Short problem - Copy out every line of the data below word for word, changing nothing.

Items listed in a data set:
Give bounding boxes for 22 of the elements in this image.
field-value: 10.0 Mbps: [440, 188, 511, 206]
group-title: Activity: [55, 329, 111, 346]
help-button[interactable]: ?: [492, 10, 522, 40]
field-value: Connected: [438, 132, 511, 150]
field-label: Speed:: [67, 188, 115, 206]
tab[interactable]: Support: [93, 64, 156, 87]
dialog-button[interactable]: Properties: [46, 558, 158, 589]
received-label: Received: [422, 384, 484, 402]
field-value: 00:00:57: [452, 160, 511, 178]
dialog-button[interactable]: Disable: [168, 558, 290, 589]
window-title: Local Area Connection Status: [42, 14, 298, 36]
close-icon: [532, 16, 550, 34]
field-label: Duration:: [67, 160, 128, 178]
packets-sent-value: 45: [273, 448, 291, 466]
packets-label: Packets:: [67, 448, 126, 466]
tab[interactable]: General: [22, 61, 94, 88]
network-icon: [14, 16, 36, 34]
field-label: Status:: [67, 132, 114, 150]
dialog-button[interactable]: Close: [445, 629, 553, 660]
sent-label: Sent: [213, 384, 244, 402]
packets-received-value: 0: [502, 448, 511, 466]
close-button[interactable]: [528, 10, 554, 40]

Worked answer -
Give bounding boxes for 22 of the elements in this image.
field-value: 10.0 Mbps: [440, 188, 511, 206]
group-title: Activity: [55, 329, 111, 346]
help-button[interactable]: ?: [492, 10, 522, 40]
field-value: Connected: [438, 132, 511, 150]
field-label: Speed:: [67, 188, 115, 206]
tab[interactable]: Support: [93, 64, 156, 87]
dialog-button[interactable]: Properties: [46, 558, 158, 589]
received-label: Received: [422, 384, 484, 402]
field-value: 00:00:57: [452, 160, 511, 178]
dialog-button[interactable]: Disable: [168, 558, 290, 589]
window-title: Local Area Connection Status: [42, 14, 298, 36]
close-icon: [532, 16, 550, 34]
field-label: Duration:: [67, 160, 128, 178]
packets-sent-value: 45: [273, 448, 291, 466]
packets-label: Packets:: [67, 448, 126, 466]
tab[interactable]: General: [22, 61, 94, 88]
network-icon: [14, 16, 36, 34]
field-label: Status:: [67, 132, 114, 150]
dialog-button[interactable]: Close: [445, 629, 553, 660]
sent-label: Sent: [213, 384, 244, 402]
packets-received-value: 0: [502, 448, 511, 466]
close-button[interactable]: [528, 10, 554, 40]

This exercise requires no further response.